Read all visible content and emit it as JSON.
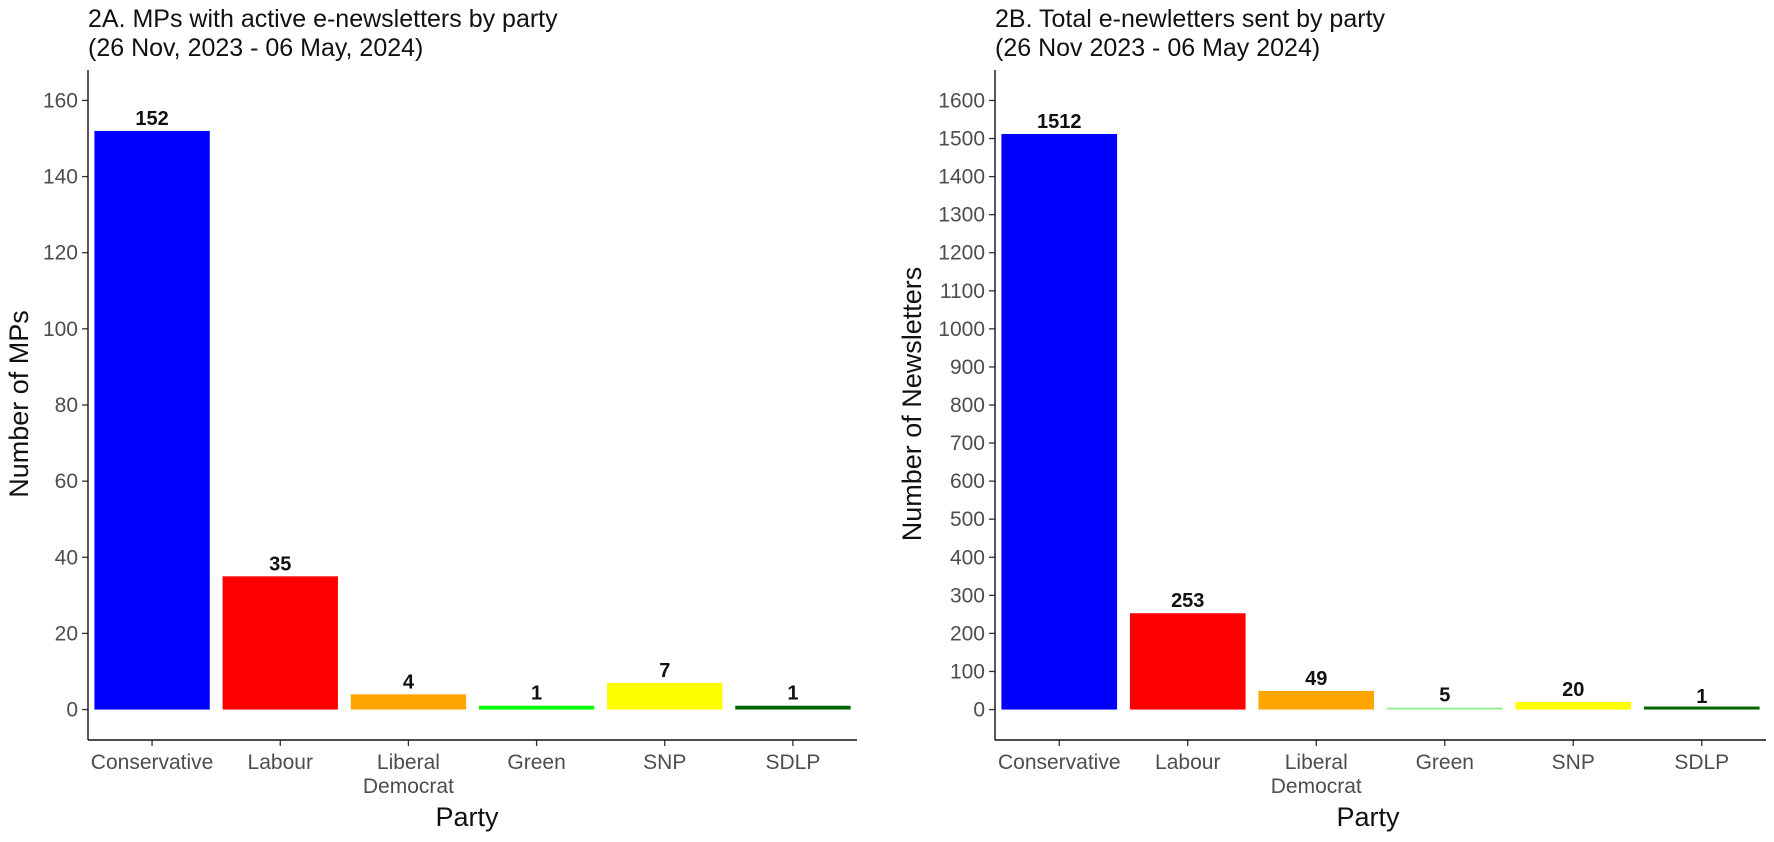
{
  "chart_data": [
    {
      "type": "bar",
      "title_lines": [
        "2A. MPs with active e-newsletters by party",
        "(26 Nov, 2023 - 06 May, 2024)"
      ],
      "xlabel": "Party",
      "ylabel": "Number of MPs",
      "categories": [
        [
          "Conservative"
        ],
        [
          "Labour"
        ],
        [
          "Liberal",
          "Democrat"
        ],
        [
          "Green"
        ],
        [
          "SNP"
        ],
        [
          "SDLP"
        ]
      ],
      "values": [
        152,
        35,
        4,
        1,
        7,
        1
      ],
      "colors": [
        "#0000ff",
        "#ff0000",
        "#ffa500",
        "#00ff00",
        "#ffff00",
        "#006400"
      ],
      "ylim": [
        -8,
        168
      ],
      "yticks": [
        0,
        20,
        40,
        60,
        80,
        100,
        120,
        140,
        160
      ],
      "grid": false,
      "legend": "none"
    },
    {
      "type": "bar",
      "title_lines": [
        "2B. Total e-newletters sent by party",
        "(26 Nov 2023 - 06 May 2024)"
      ],
      "xlabel": "Party",
      "ylabel": "Number of Newsletters",
      "categories": [
        [
          "Conservative"
        ],
        [
          "Labour"
        ],
        [
          "Liberal",
          "Democrat"
        ],
        [
          "Green"
        ],
        [
          "SNP"
        ],
        [
          "SDLP"
        ]
      ],
      "values": [
        1512,
        253,
        49,
        5,
        20,
        1
      ],
      "colors": [
        "#0000ff",
        "#ff0000",
        "#ffa500",
        "#90ee90",
        "#ffff00",
        "#006400"
      ],
      "ylim": [
        -80,
        1680
      ],
      "yticks": [
        0,
        100,
        200,
        300,
        400,
        500,
        600,
        700,
        800,
        900,
        1000,
        1100,
        1200,
        1300,
        1400,
        1500,
        1600
      ],
      "grid": false,
      "legend": "none"
    }
  ]
}
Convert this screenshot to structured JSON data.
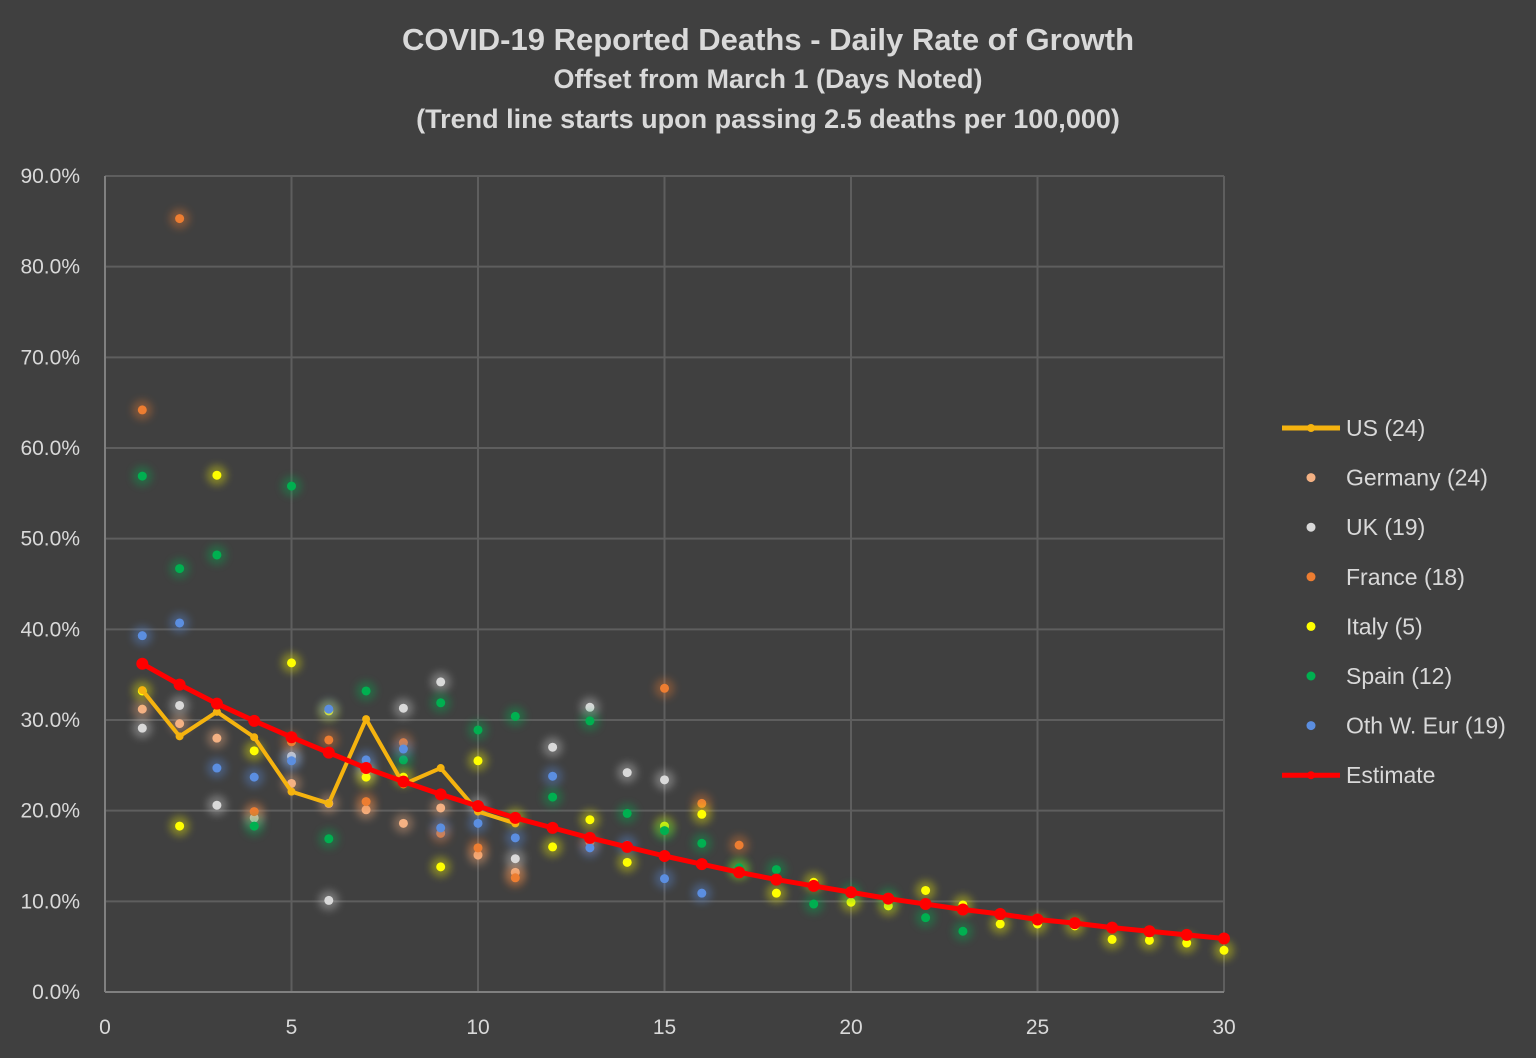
{
  "chart_data": {
    "type": "scatter",
    "title": "COVID-19 Reported Deaths - Daily Rate of Growth",
    "subtitle": "Offset from March 1 (Days Noted)",
    "subtitle2": "(Trend line starts upon passing 2.5 deaths per 100,000)",
    "xlabel": "",
    "ylabel": "",
    "xlim": [
      0,
      30
    ],
    "ylim": [
      0,
      90
    ],
    "x_ticks": [
      "0",
      "5",
      "10",
      "15",
      "20",
      "25",
      "30"
    ],
    "y_ticks": [
      "0.0%",
      "10.0%",
      "20.0%",
      "30.0%",
      "40.0%",
      "50.0%",
      "60.0%",
      "70.0%",
      "80.0%",
      "90.0%"
    ],
    "grid": true,
    "legend_position": "right",
    "series": [
      {
        "name": "US (24)",
        "kind": "line",
        "color": "#f5b30f",
        "x": [
          1,
          2,
          3,
          4,
          5,
          6,
          7,
          8,
          9,
          10,
          11
        ],
        "y": [
          33.3,
          28.2,
          30.9,
          28.1,
          22.1,
          20.8,
          30.1,
          22.9,
          24.7,
          19.9,
          18.6
        ]
      },
      {
        "name": "Germany (24)",
        "kind": "point",
        "color": "#f4b183",
        "x": [
          1,
          2,
          3,
          5,
          6,
          7,
          8,
          9,
          10,
          11
        ],
        "y": [
          31.2,
          29.6,
          28.0,
          23.0,
          20.8,
          20.1,
          18.6,
          20.3,
          15.1,
          13.2
        ]
      },
      {
        "name": "UK (19)",
        "kind": "point",
        "color": "#d9d9d9",
        "x": [
          1,
          2,
          3,
          4,
          5,
          6,
          7,
          8,
          9,
          10,
          11,
          12,
          13,
          14,
          15
        ],
        "y": [
          29.1,
          31.6,
          20.6,
          19.2,
          26.0,
          10.1,
          24.4,
          31.3,
          34.2,
          20.5,
          14.7,
          27.0,
          31.4,
          24.2,
          23.4
        ]
      },
      {
        "name": "France (18)",
        "kind": "point",
        "color": "#ed7d31",
        "x": [
          1,
          2,
          4,
          5,
          6,
          7,
          8,
          9,
          10,
          11,
          13,
          15,
          16,
          17
        ],
        "y": [
          64.2,
          85.3,
          19.9,
          27.6,
          27.8,
          21.0,
          27.5,
          17.5,
          15.9,
          12.6,
          16.5,
          33.5,
          20.8,
          16.2
        ]
      },
      {
        "name": "Italy (5)",
        "kind": "point",
        "color": "#ffff00",
        "x": [
          1,
          2,
          3,
          4,
          5,
          6,
          7,
          8,
          9,
          10,
          11,
          12,
          13,
          14,
          15,
          16,
          17,
          18,
          19,
          20,
          21,
          22,
          23,
          24,
          25,
          26,
          27,
          28,
          29,
          30
        ],
        "y": [
          33.2,
          18.3,
          57.0,
          26.6,
          36.3,
          31.0,
          23.7,
          23.7,
          13.8,
          25.5,
          19.2,
          16.0,
          19.0,
          14.3,
          18.3,
          19.6,
          13.5,
          10.9,
          12.1,
          9.9,
          9.5,
          11.2,
          9.6,
          7.5,
          7.5,
          7.3,
          5.8,
          5.7,
          5.4,
          4.6
        ]
      },
      {
        "name": "Spain (12)",
        "kind": "point",
        "color": "#00b050",
        "x": [
          1,
          2,
          3,
          4,
          5,
          6,
          7,
          8,
          9,
          10,
          11,
          12,
          13,
          14,
          15,
          16,
          17,
          18,
          19,
          20,
          21,
          22,
          23
        ],
        "y": [
          56.9,
          46.7,
          48.2,
          18.3,
          55.8,
          16.9,
          33.2,
          25.6,
          31.9,
          28.9,
          30.4,
          21.5,
          29.9,
          19.7,
          17.8,
          16.4,
          13.7,
          13.5,
          9.7,
          10.9,
          10.4,
          8.2,
          6.7
        ]
      },
      {
        "name": "Oth W. Eur (19)",
        "kind": "point",
        "color": "#5b8ee0",
        "x": [
          1,
          2,
          3,
          4,
          5,
          6,
          7,
          8,
          9,
          10,
          11,
          12,
          13,
          14,
          15,
          16
        ],
        "y": [
          39.3,
          40.7,
          24.7,
          23.7,
          25.5,
          31.2,
          25.6,
          26.8,
          18.1,
          18.6,
          17.0,
          23.8,
          15.9,
          16.2,
          12.5,
          10.9
        ]
      },
      {
        "name": "Estimate",
        "kind": "line",
        "color": "#ff0000",
        "x": [
          1,
          2,
          3,
          4,
          5,
          6,
          7,
          8,
          9,
          10,
          11,
          12,
          13,
          14,
          15,
          16,
          17,
          18,
          19,
          20,
          21,
          22,
          23,
          24,
          25,
          26,
          27,
          28,
          29,
          30
        ],
        "y": [
          36.2,
          33.9,
          31.8,
          29.9,
          28.1,
          26.4,
          24.7,
          23.2,
          21.8,
          20.5,
          19.2,
          18.1,
          17.0,
          16.0,
          15.0,
          14.1,
          13.2,
          12.4,
          11.7,
          11.0,
          10.3,
          9.7,
          9.1,
          8.6,
          8.0,
          7.6,
          7.1,
          6.7,
          6.3,
          5.9
        ]
      }
    ]
  }
}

##########

- [Exercise instructions] Search the listing above for the string "Number". Copy every line that contains it.

- [Task response]
      "ylabel": "Number of MPs",
      "ylabel": "Number of Newsletters",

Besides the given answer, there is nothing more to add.